[Dataset entries on figures]
═══
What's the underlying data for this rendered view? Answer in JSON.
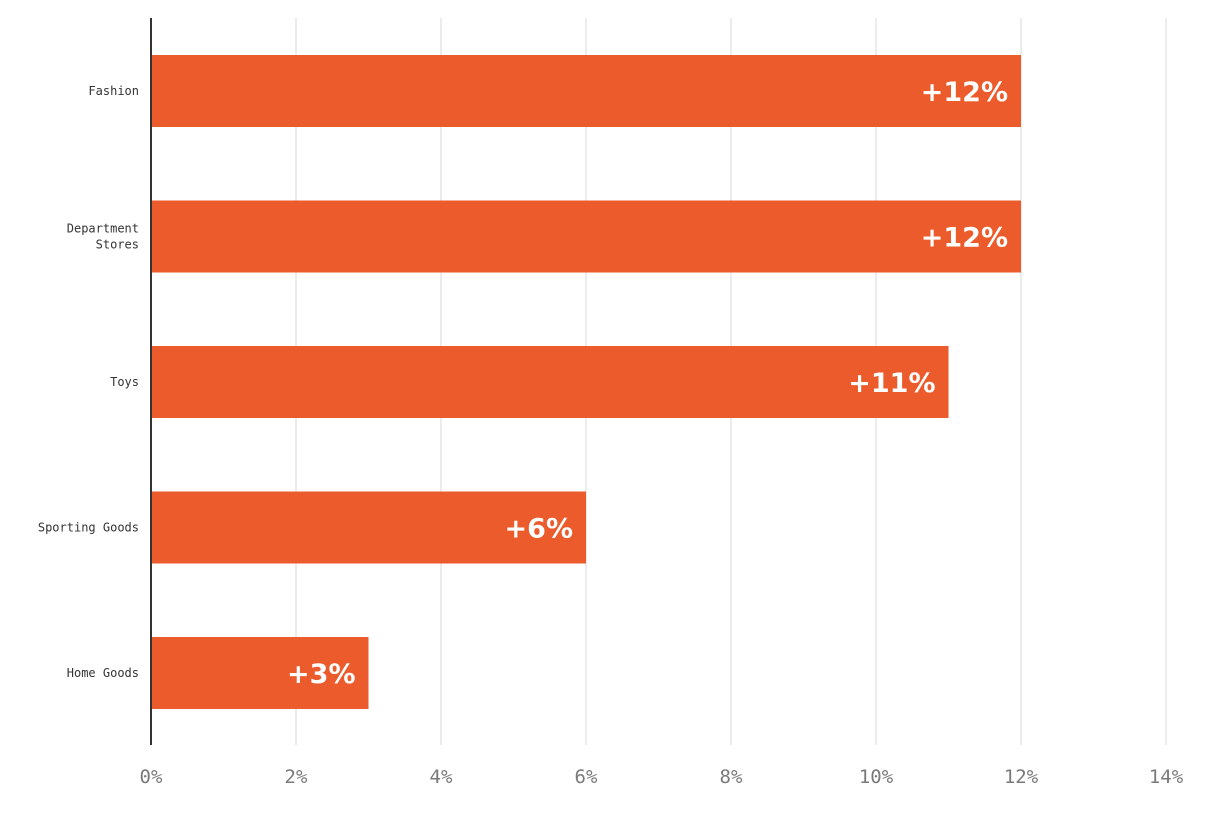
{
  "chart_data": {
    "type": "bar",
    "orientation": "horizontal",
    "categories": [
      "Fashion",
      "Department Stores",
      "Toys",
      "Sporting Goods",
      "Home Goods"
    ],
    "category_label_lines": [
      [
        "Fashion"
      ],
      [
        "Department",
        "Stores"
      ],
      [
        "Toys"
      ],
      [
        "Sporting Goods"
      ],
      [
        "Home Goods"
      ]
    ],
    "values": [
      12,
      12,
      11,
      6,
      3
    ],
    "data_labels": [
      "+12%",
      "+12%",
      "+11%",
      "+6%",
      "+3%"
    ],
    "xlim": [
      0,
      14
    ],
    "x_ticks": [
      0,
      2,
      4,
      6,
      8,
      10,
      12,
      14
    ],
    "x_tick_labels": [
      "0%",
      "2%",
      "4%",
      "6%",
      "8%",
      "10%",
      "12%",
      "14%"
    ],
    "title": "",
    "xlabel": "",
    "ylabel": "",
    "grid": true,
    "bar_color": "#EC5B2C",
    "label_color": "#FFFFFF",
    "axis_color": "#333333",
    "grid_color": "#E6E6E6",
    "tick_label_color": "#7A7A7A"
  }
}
═══
[Exercise details]
Reproduce every line precisely as given, omitting all pictures.

[The completed task]
What's the underlying data for this rendered view? Answer in JSON.
{
  "chart_data": {
    "type": "bar",
    "orientation": "horizontal",
    "categories": [
      "Fashion",
      "Department Stores",
      "Toys",
      "Sporting Goods",
      "Home Goods"
    ],
    "category_label_lines": [
      [
        "Fashion"
      ],
      [
        "Department",
        "Stores"
      ],
      [
        "Toys"
      ],
      [
        "Sporting Goods"
      ],
      [
        "Home Goods"
      ]
    ],
    "values": [
      12,
      12,
      11,
      6,
      3
    ],
    "data_labels": [
      "+12%",
      "+12%",
      "+11%",
      "+6%",
      "+3%"
    ],
    "xlim": [
      0,
      14
    ],
    "x_ticks": [
      0,
      2,
      4,
      6,
      8,
      10,
      12,
      14
    ],
    "x_tick_labels": [
      "0%",
      "2%",
      "4%",
      "6%",
      "8%",
      "10%",
      "12%",
      "14%"
    ],
    "title": "",
    "xlabel": "",
    "ylabel": "",
    "grid": true,
    "bar_color": "#EC5B2C",
    "label_color": "#FFFFFF",
    "axis_color": "#333333",
    "grid_color": "#E6E6E6",
    "tick_label_color": "#7A7A7A"
  }
}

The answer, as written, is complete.